*Goal:*
Scan the data below and pick out the lines containing the word "that".

++++++++++

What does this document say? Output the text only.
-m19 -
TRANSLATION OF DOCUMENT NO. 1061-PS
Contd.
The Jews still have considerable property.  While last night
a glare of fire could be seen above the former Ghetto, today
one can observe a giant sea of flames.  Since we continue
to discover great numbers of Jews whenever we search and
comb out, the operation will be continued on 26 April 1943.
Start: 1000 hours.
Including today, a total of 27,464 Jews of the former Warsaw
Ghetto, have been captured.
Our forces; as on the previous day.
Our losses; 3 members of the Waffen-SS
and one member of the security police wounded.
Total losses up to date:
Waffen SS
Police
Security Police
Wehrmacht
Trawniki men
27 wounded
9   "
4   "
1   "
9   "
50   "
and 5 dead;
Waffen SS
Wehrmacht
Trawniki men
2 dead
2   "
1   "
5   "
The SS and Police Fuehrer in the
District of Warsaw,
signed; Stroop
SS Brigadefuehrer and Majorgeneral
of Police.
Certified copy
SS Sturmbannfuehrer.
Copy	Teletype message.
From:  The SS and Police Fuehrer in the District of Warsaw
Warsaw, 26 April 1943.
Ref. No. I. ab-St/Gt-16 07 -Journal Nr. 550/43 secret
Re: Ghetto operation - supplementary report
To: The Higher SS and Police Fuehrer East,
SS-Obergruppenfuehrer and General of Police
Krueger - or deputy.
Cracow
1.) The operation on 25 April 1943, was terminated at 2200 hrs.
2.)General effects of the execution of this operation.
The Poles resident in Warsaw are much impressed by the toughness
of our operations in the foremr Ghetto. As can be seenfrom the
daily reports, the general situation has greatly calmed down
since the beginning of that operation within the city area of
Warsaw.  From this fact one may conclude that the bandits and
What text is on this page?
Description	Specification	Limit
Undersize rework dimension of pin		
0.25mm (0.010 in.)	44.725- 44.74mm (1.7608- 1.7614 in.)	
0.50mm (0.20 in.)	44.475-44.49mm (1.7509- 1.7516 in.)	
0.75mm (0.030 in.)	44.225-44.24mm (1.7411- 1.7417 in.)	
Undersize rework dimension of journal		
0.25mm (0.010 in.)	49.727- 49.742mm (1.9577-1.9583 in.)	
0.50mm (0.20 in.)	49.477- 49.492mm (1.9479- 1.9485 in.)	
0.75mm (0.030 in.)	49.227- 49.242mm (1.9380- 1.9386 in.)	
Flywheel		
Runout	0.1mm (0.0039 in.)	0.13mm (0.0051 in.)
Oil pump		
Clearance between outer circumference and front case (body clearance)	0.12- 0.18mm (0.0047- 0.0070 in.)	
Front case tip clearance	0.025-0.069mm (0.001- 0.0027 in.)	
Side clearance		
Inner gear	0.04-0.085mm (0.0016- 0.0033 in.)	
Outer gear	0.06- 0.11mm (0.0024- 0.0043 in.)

++++++++++

*Worked solution:*
since the beginning of that operation within the city area of
Warsaw.  From this fact one may conclude that the bandits and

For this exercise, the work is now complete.